Prompt —
Among the records that follow, count the lines with the string "text"; report only that count.

Provided material —
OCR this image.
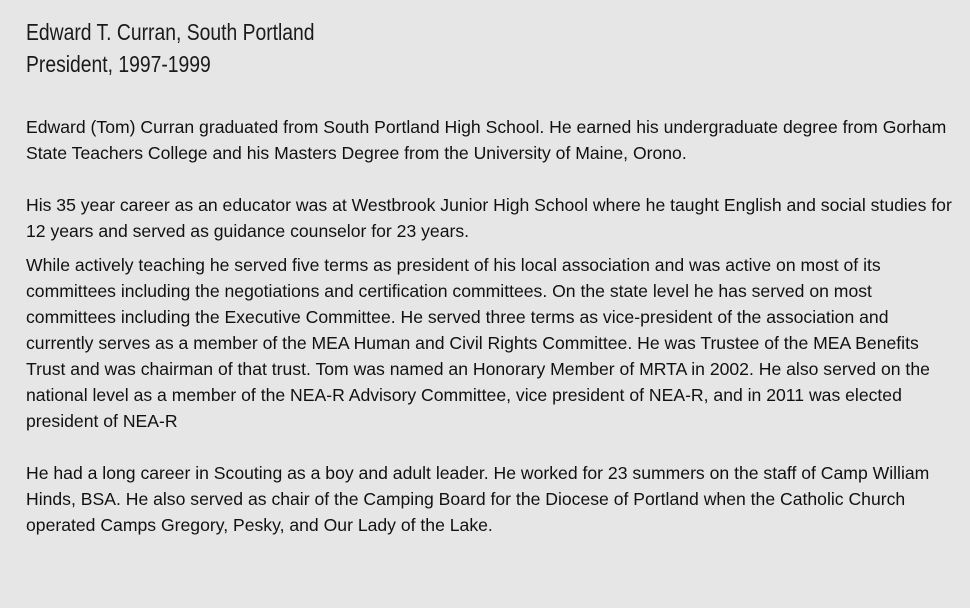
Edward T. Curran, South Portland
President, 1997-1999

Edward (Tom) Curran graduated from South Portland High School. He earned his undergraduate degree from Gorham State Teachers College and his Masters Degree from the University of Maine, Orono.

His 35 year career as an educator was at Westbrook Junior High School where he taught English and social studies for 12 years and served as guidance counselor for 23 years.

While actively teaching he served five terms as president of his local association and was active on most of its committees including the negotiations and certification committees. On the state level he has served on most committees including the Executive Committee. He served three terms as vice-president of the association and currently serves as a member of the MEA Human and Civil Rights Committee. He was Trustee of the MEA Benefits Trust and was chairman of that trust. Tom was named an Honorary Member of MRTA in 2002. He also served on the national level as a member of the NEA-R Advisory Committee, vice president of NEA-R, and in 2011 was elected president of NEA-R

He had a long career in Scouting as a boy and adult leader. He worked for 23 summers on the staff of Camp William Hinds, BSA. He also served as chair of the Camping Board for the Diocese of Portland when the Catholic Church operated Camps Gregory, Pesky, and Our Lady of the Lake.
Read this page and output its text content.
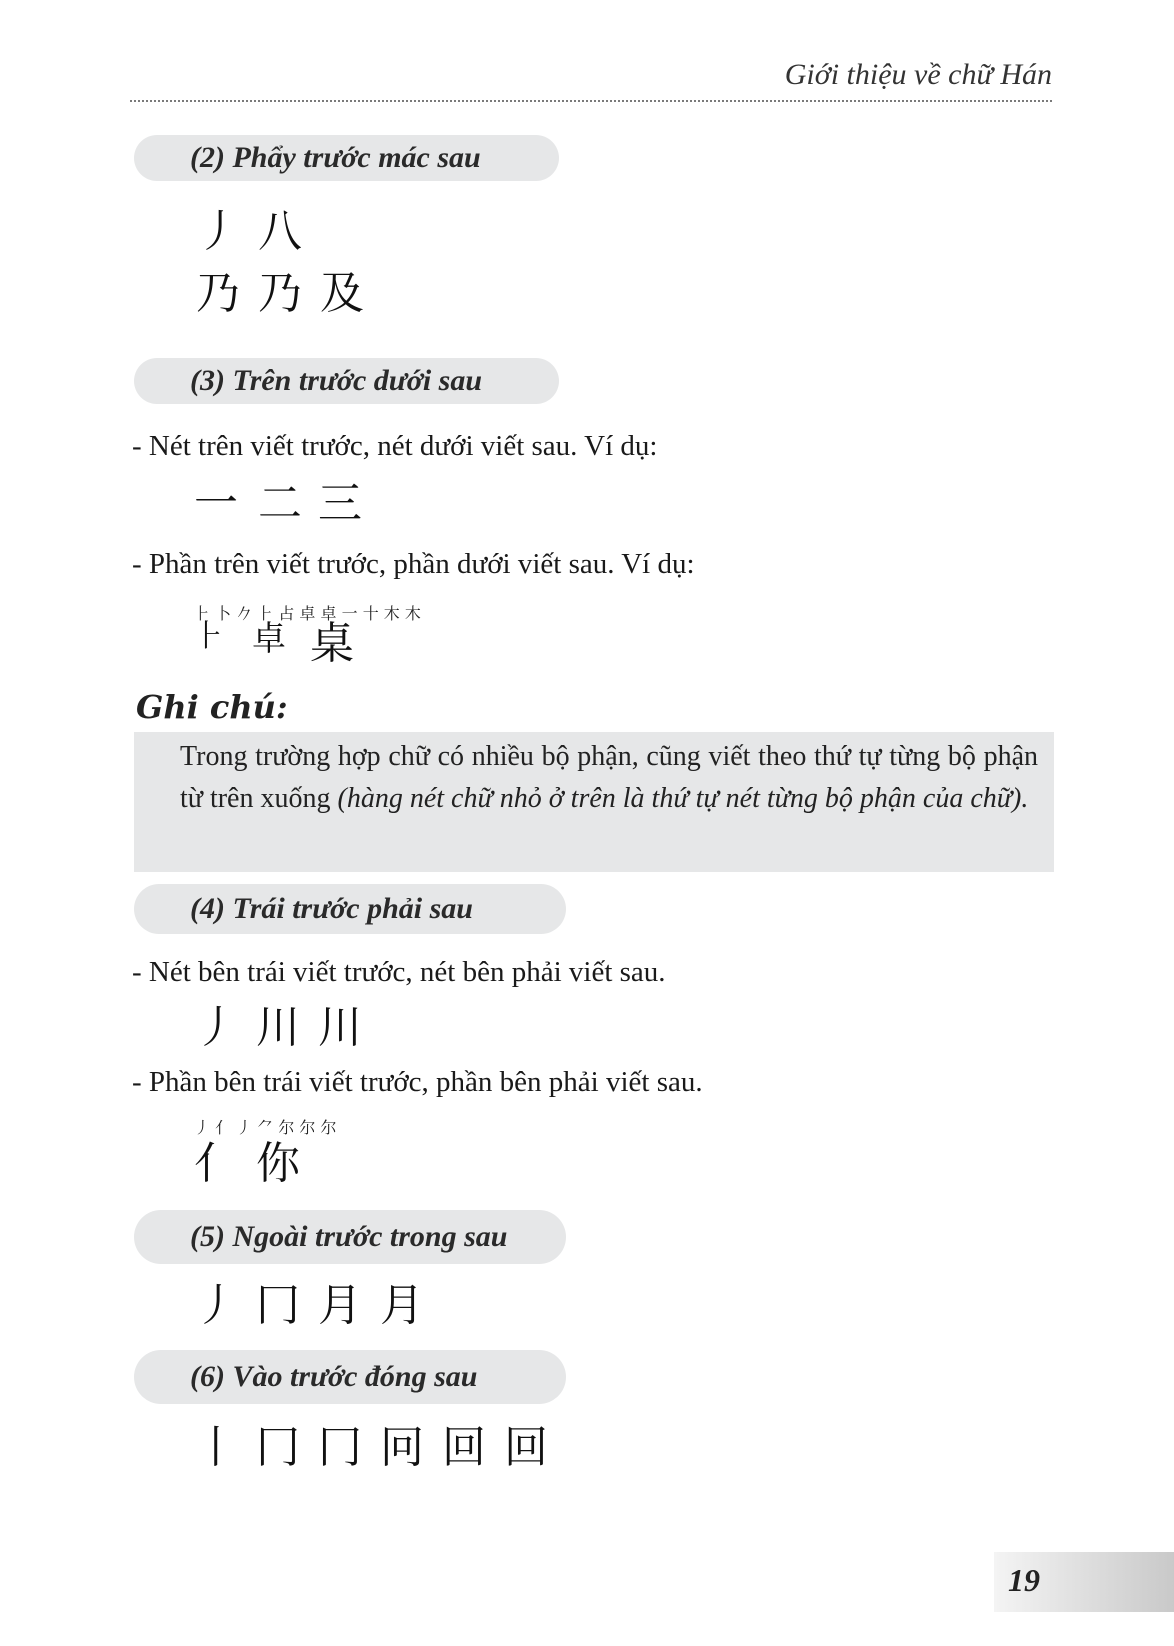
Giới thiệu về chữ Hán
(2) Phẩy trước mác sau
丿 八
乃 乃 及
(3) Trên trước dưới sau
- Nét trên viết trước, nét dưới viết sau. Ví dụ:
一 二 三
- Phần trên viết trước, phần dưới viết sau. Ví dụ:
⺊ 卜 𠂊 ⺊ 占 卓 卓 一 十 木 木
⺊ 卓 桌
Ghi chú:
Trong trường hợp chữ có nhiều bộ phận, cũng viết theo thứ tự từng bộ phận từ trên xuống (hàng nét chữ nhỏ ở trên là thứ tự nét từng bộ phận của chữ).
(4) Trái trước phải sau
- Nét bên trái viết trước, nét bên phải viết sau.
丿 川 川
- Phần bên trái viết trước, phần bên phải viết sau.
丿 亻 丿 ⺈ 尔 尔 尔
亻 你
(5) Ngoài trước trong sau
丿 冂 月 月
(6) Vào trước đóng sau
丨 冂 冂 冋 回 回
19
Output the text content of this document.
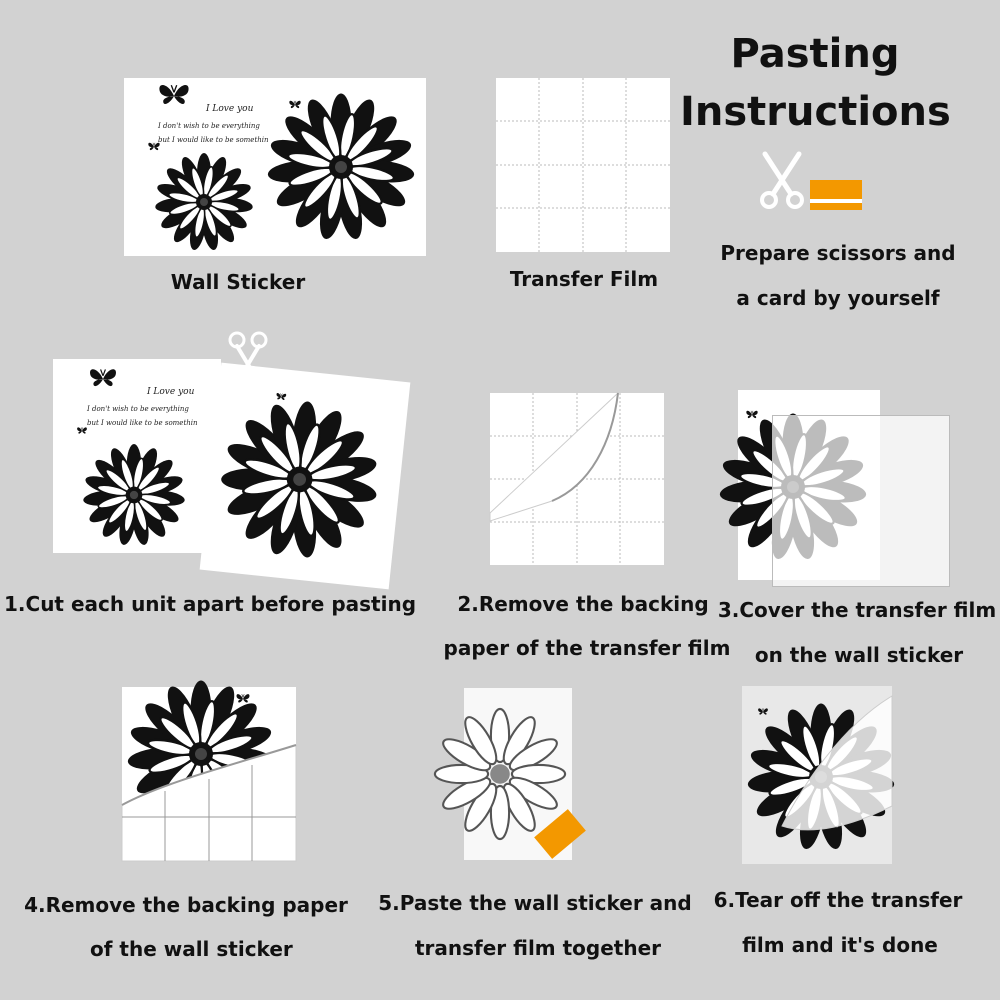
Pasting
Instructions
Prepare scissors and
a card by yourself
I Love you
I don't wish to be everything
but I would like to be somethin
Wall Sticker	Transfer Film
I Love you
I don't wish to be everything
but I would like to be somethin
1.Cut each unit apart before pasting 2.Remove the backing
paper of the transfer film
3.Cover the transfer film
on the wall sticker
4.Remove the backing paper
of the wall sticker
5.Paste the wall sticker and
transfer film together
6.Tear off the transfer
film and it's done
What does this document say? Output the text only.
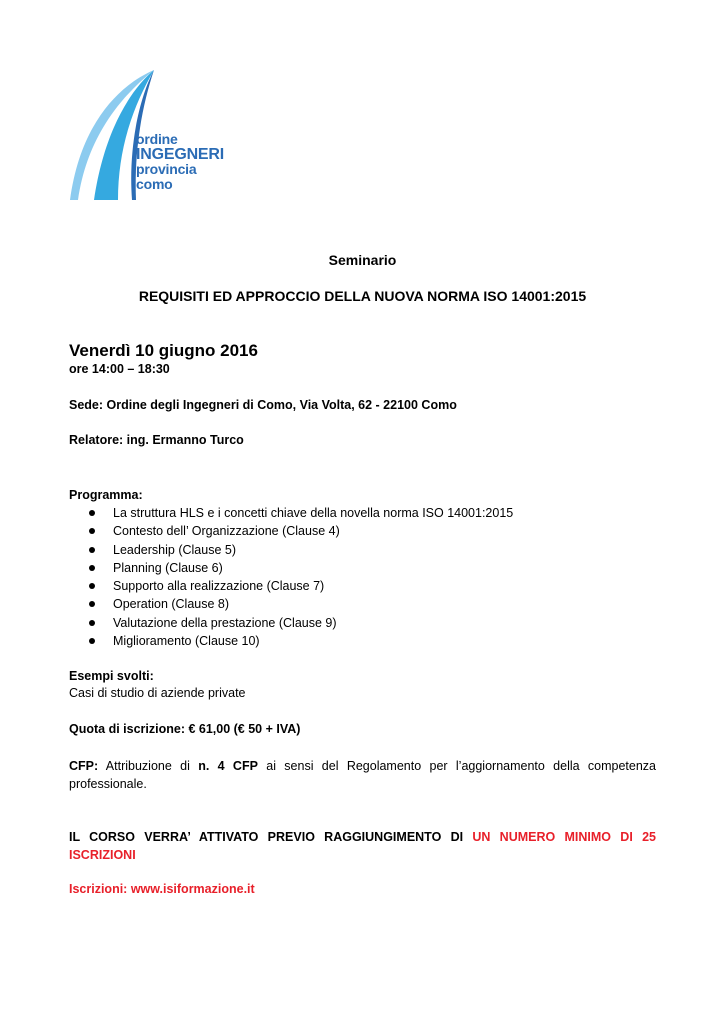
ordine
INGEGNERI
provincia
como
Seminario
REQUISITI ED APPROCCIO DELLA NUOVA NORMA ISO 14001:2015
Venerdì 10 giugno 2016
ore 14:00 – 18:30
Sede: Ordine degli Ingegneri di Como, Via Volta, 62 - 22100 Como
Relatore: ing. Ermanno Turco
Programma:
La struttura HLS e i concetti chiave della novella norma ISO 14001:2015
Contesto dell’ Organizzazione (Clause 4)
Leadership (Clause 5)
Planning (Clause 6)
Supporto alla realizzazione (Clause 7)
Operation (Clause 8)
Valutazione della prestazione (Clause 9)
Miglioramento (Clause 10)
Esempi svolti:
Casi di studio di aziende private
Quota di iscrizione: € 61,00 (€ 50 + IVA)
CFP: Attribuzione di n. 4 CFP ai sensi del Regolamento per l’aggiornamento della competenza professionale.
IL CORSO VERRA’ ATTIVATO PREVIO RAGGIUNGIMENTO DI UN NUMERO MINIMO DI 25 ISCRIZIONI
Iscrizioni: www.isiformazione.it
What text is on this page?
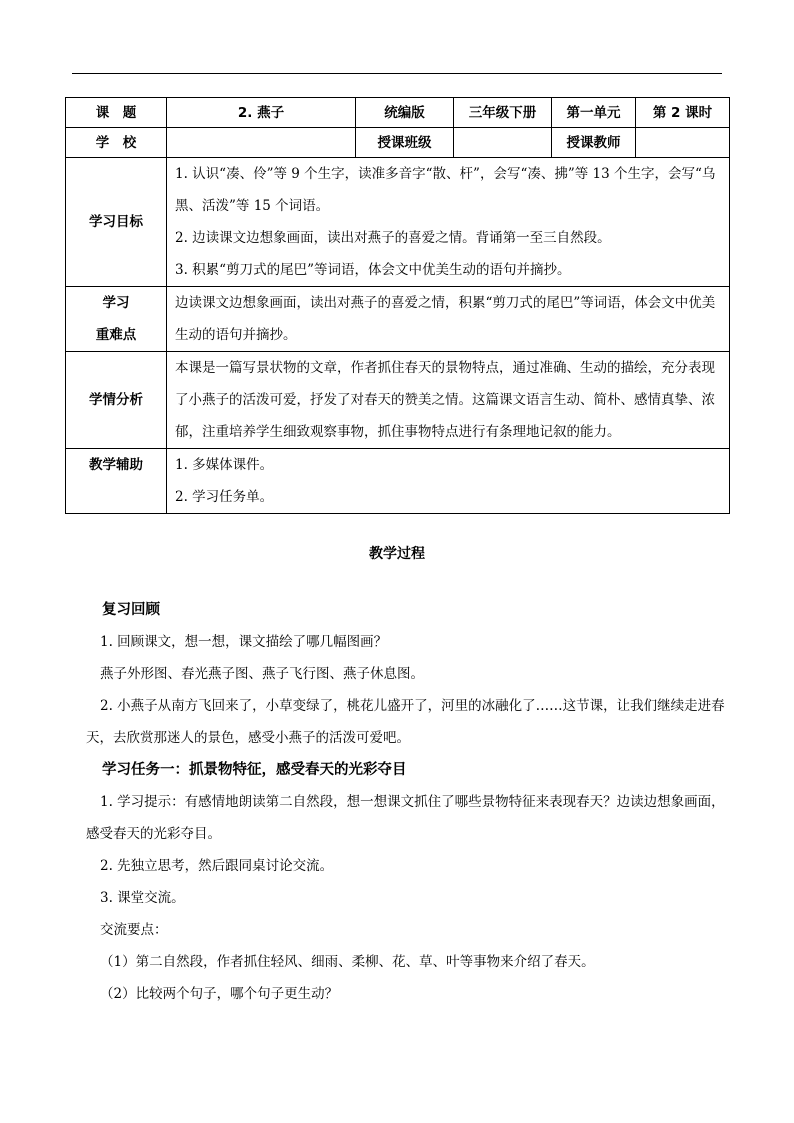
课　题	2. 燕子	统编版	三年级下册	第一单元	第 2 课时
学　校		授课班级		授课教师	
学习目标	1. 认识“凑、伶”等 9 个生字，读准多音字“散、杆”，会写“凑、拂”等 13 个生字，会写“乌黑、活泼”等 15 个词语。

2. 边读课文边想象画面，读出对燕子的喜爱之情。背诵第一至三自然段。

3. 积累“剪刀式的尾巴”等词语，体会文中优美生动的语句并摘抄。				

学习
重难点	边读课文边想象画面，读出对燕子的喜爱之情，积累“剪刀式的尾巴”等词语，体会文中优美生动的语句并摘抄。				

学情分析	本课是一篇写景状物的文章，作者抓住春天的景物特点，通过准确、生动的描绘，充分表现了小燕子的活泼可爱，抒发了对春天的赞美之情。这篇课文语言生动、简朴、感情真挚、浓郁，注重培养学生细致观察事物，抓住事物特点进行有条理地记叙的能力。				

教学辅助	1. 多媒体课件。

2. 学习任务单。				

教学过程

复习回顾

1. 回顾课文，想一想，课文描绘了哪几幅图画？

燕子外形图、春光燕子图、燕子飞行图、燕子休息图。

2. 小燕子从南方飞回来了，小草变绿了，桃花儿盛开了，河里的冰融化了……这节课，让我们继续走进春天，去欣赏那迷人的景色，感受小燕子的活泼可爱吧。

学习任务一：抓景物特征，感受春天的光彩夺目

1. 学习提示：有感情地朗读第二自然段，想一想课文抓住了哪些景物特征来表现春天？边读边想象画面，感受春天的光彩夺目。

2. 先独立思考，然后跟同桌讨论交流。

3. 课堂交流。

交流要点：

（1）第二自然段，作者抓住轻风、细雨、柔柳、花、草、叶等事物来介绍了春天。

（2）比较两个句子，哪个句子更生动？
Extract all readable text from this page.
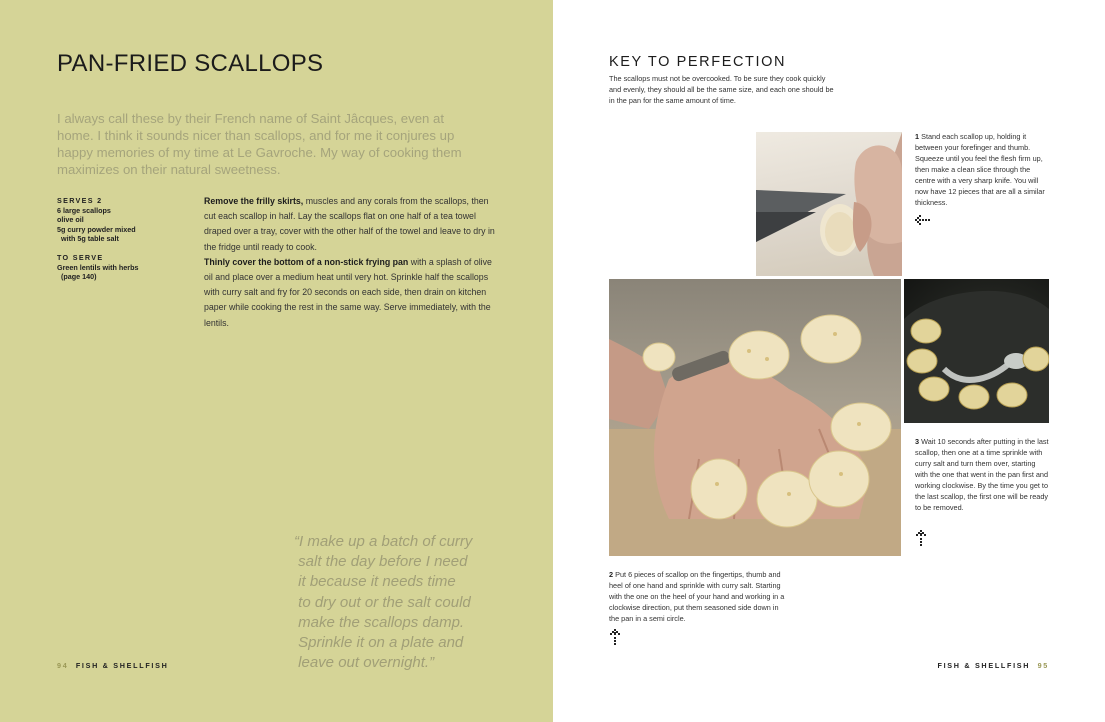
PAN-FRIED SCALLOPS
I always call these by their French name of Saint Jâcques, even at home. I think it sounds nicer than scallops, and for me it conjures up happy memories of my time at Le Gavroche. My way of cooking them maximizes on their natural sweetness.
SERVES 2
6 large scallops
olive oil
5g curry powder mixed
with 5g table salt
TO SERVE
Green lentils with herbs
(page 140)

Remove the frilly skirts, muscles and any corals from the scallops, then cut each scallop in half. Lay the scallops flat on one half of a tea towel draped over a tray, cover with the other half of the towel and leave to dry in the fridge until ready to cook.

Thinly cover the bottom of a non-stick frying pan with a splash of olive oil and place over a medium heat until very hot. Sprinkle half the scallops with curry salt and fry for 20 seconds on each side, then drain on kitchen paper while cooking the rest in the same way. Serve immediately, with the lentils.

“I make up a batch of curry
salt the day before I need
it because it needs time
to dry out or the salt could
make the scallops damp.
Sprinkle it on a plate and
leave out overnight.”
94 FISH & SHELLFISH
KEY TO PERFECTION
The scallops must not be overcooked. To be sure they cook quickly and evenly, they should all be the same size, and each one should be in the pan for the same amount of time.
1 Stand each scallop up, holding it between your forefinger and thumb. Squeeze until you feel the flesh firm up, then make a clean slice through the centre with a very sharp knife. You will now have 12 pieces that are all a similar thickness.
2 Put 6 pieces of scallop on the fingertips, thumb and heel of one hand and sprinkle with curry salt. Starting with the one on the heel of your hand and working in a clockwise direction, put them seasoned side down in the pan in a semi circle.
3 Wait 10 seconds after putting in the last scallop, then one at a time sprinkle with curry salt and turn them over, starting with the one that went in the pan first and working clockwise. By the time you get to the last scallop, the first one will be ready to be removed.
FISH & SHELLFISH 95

Written reply —
5